● **Goal**: Below is a block of records; repeat all of them exactly.

___ Input records ___

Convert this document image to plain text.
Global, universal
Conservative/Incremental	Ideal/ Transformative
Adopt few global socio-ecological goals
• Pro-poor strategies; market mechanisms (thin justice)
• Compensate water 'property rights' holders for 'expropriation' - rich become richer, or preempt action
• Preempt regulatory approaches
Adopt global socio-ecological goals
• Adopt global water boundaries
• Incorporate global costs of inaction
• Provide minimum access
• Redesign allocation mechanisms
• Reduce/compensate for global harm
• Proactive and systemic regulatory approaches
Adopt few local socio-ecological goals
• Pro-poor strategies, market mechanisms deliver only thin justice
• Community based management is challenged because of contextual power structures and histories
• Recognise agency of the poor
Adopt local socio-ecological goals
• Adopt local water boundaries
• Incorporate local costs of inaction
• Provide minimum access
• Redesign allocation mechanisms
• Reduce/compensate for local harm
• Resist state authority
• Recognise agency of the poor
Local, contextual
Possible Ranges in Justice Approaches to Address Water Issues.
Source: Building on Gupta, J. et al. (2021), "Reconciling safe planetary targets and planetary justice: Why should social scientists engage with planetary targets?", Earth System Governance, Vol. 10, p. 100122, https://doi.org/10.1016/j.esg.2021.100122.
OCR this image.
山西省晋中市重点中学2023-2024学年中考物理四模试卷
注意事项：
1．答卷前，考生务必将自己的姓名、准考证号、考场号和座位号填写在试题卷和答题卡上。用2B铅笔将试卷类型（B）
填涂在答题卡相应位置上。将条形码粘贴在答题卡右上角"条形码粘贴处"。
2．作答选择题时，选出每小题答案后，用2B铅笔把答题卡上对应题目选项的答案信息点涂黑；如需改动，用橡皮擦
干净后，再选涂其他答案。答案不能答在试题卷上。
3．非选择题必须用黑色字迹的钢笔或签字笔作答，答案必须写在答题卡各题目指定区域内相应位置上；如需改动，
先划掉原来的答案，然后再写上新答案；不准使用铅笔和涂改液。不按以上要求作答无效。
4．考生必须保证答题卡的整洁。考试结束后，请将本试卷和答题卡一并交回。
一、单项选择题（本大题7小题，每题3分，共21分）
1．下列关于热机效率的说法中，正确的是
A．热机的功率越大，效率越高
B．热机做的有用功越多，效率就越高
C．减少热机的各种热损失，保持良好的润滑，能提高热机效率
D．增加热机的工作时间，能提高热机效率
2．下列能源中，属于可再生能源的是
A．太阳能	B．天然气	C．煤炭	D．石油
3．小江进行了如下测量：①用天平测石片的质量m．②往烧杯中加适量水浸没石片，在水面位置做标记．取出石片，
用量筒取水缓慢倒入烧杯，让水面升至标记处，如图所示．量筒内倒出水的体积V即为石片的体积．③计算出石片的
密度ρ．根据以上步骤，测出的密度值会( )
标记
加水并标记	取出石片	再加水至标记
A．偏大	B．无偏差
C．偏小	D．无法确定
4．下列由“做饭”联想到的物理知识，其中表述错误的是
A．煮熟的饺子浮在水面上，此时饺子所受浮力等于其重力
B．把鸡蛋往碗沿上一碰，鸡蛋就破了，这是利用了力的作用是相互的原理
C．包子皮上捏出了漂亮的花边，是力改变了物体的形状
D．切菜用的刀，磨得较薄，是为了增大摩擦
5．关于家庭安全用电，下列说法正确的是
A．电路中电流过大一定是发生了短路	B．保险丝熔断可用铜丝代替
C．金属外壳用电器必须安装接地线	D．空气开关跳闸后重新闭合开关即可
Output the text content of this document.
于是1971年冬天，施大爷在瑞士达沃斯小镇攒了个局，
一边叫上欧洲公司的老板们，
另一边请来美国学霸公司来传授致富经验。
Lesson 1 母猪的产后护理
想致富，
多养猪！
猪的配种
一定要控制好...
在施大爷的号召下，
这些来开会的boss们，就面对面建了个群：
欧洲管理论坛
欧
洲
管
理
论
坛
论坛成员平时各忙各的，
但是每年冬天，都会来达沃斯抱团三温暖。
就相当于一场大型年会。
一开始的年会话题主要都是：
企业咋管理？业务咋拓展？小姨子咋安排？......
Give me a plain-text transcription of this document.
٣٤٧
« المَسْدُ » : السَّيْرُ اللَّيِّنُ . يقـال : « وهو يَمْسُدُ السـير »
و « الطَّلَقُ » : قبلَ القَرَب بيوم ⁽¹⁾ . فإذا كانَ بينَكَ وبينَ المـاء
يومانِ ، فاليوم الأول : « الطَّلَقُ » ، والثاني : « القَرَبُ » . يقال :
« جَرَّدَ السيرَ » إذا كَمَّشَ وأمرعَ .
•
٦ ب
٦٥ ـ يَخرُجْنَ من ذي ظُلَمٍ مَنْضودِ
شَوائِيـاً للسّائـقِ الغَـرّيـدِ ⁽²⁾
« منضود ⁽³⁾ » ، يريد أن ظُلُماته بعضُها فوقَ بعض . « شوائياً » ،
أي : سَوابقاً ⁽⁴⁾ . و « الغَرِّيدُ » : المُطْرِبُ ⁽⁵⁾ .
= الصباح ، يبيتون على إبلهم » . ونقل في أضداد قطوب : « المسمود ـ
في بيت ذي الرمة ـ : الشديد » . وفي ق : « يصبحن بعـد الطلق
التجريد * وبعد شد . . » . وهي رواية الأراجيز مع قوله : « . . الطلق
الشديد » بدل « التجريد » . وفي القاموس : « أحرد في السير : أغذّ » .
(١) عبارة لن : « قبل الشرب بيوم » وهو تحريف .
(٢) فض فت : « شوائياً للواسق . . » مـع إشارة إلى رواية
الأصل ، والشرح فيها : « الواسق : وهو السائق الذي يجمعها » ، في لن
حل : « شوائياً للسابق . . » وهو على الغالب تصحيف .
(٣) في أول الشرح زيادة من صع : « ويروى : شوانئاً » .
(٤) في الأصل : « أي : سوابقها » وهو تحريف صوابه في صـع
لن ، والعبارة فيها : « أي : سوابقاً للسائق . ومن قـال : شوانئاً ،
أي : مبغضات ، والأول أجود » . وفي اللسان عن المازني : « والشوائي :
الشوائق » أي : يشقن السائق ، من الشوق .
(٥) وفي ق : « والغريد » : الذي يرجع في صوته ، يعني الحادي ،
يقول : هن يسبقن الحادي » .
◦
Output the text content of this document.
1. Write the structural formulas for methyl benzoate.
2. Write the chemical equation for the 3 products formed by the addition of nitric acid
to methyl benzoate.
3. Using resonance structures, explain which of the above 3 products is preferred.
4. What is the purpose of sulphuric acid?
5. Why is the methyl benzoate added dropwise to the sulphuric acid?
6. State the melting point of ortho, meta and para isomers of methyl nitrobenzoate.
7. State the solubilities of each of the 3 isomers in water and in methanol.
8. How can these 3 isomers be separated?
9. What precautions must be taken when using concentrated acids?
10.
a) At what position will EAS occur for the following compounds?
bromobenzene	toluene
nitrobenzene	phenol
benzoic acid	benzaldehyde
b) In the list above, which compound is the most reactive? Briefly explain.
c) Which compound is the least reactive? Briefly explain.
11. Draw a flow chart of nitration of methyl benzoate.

___

● **In response**:
Convert this document image to plain text.
Global, universal
Conservative/Incremental	Ideal/ Transformative
Adopt few global socio-ecological goals
• Pro-poor strategies; market mechanisms (thin justice)
• Compensate water 'property rights' holders for 'expropriation' - rich become richer, or preempt action
• Preempt regulatory approaches
Adopt global socio-ecological goals
• Adopt global water boundaries
• Incorporate global costs of inaction
• Provide minimum access
• Redesign allocation mechanisms
• Reduce/compensate for global harm
• Proactive and systemic regulatory approaches
Adopt few local socio-ecological goals
• Pro-poor strategies, market mechanisms deliver only thin justice
• Community based management is challenged because of contextual power structures and histories
• Recognise agency of the poor
Adopt local socio-ecological goals
• Adopt local water boundaries
• Incorporate local costs of inaction
• Provide minimum access
• Redesign allocation mechanisms
• Reduce/compensate for local harm
• Resist state authority
• Recognise agency of the poor
Local, contextual
Possible Ranges in Justice Approaches to Address Water Issues.
Source: Building on Gupta, J. et al. (2021), "Reconciling safe planetary targets and planetary justice: Why should social scientists engage with planetary targets?", Earth System Governance, Vol. 10, p. 100122, https://doi.org/10.1016/j.esg.2021.100122.
OCR this image.
山西省晋中市重点中学2023-2024学年中考物理四模试卷
注意事项：
1．答卷前，考生务必将自己的姓名、准考证号、考场号和座位号填写在试题卷和答题卡上。用2B铅笔将试卷类型（B）
填涂在答题卡相应位置上。将条形码粘贴在答题卡右上角"条形码粘贴处"。
2．作答选择题时，选出每小题答案后，用2B铅笔把答题卡上对应题目选项的答案信息点涂黑；如需改动，用橡皮擦
干净后，再选涂其他答案。答案不能答在试题卷上。
3．非选择题必须用黑色字迹的钢笔或签字笔作答，答案必须写在答题卡各题目指定区域内相应位置上；如需改动，
先划掉原来的答案，然后再写上新答案；不准使用铅笔和涂改液。不按以上要求作答无效。
4．考生必须保证答题卡的整洁。考试结束后，请将本试卷和答题卡一并交回。
一、单项选择题（本大题7小题，每题3分，共21分）
1．下列关于热机效率的说法中，正确的是
A．热机的功率越大，效率越高
B．热机做的有用功越多，效率就越高
C．减少热机的各种热损失，保持良好的润滑，能提高热机效率
D．增加热机的工作时间，能提高热机效率
2．下列能源中，属于可再生能源的是
A．太阳能	B．天然气	C．煤炭	D．石油
3．小江进行了如下测量：①用天平测石片的质量m．②往烧杯中加适量水浸没石片，在水面位置做标记．取出石片，
用量筒取水缓慢倒入烧杯，让水面升至标记处，如图所示．量筒内倒出水的体积V即为石片的体积．③计算出石片的
密度ρ．根据以上步骤，测出的密度值会( )
标记
加水并标记	取出石片	再加水至标记
A．偏大	B．无偏差
C．偏小	D．无法确定
4．下列由“做饭”联想到的物理知识，其中表述错误的是
A．煮熟的饺子浮在水面上，此时饺子所受浮力等于其重力
B．把鸡蛋往碗沿上一碰，鸡蛋就破了，这是利用了力的作用是相互的原理
C．包子皮上捏出了漂亮的花边，是力改变了物体的形状
D．切菜用的刀，磨得较薄，是为了增大摩擦
5．关于家庭安全用电，下列说法正确的是
A．电路中电流过大一定是发生了短路	B．保险丝熔断可用铜丝代替
C．金属外壳用电器必须安装接地线	D．空气开关跳闸后重新闭合开关即可
Output the text content of this document.
于是1971年冬天，施大爷在瑞士达沃斯小镇攒了个局，
一边叫上欧洲公司的老板们，
另一边请来美国学霸公司来传授致富经验。
Lesson 1 母猪的产后护理
想致富，
多养猪！
猪的配种
一定要控制好...
在施大爷的号召下，
这些来开会的boss们，就面对面建了个群：
欧洲管理论坛
欧
洲
管
理
论
坛
论坛成员平时各忙各的，
但是每年冬天，都会来达沃斯抱团三温暖。
就相当于一场大型年会。
一开始的年会话题主要都是：
企业咋管理？业务咋拓展？小姨子咋安排？......
Give me a plain-text transcription of this document.
٣٤٧
« المَسْدُ » : السَّيْرُ اللَّيِّنُ . يقـال : « وهو يَمْسُدُ السـير »
و « الطَّلَقُ » : قبلَ القَرَب بيوم ⁽¹⁾ . فإذا كانَ بينَكَ وبينَ المـاء
يومانِ ، فاليوم الأول : « الطَّلَقُ » ، والثاني : « القَرَبُ » . يقال :
« جَرَّدَ السيرَ » إذا كَمَّشَ وأمرعَ .
•
٦ ب
٦٥ ـ يَخرُجْنَ من ذي ظُلَمٍ مَنْضودِ
شَوائِيـاً للسّائـقِ الغَـرّيـدِ ⁽²⁾
« منضود ⁽³⁾ » ، يريد أن ظُلُماته بعضُها فوقَ بعض . « شوائياً » ،
أي : سَوابقاً ⁽⁴⁾ . و « الغَرِّيدُ » : المُطْرِبُ ⁽⁵⁾ .
= الصباح ، يبيتون على إبلهم » . ونقل في أضداد قطوب : « المسمود ـ
في بيت ذي الرمة ـ : الشديد » . وفي ق : « يصبحن بعـد الطلق
التجريد * وبعد شد . . » . وهي رواية الأراجيز مع قوله : « . . الطلق
الشديد » بدل « التجريد » . وفي القاموس : « أحرد في السير : أغذّ » .
(١) عبارة لن : « قبل الشرب بيوم » وهو تحريف .
(٢) فض فت : « شوائياً للواسق . . » مـع إشارة إلى رواية
الأصل ، والشرح فيها : « الواسق : وهو السائق الذي يجمعها » ، في لن
حل : « شوائياً للسابق . . » وهو على الغالب تصحيف .
(٣) في أول الشرح زيادة من صع : « ويروى : شوانئاً » .
(٤) في الأصل : « أي : سوابقها » وهو تحريف صوابه في صـع
لن ، والعبارة فيها : « أي : سوابقاً للسائق . ومن قـال : شوانئاً ،
أي : مبغضات ، والأول أجود » . وفي اللسان عن المازني : « والشوائي :
الشوائق » أي : يشقن السائق ، من الشوق .
(٥) وفي ق : « والغريد » : الذي يرجع في صوته ، يعني الحادي ،
يقول : هن يسبقن الحادي » .
◦
Output the text content of this document.
1. Write the structural formulas for methyl benzoate.
2. Write the chemical equation for the 3 products formed by the addition of nitric acid
to methyl benzoate.
3. Using resonance structures, explain which of the above 3 products is preferred.
4. What is the purpose of sulphuric acid?
5. Why is the methyl benzoate added dropwise to the sulphuric acid?
6. State the melting point of ortho, meta and para isomers of methyl nitrobenzoate.
7. State the solubilities of each of the 3 isomers in water and in methanol.
8. How can these 3 isomers be separated?
9. What precautions must be taken when using concentrated acids?
10.
a) At what position will EAS occur for the following compounds?
bromobenzene	toluene
nitrobenzene	phenol
benzoic acid	benzaldehyde
b) In the list above, which compound is the most reactive? Briefly explain.
c) Which compound is the least reactive? Briefly explain.
11. Draw a flow chart of nitration of methyl benzoate.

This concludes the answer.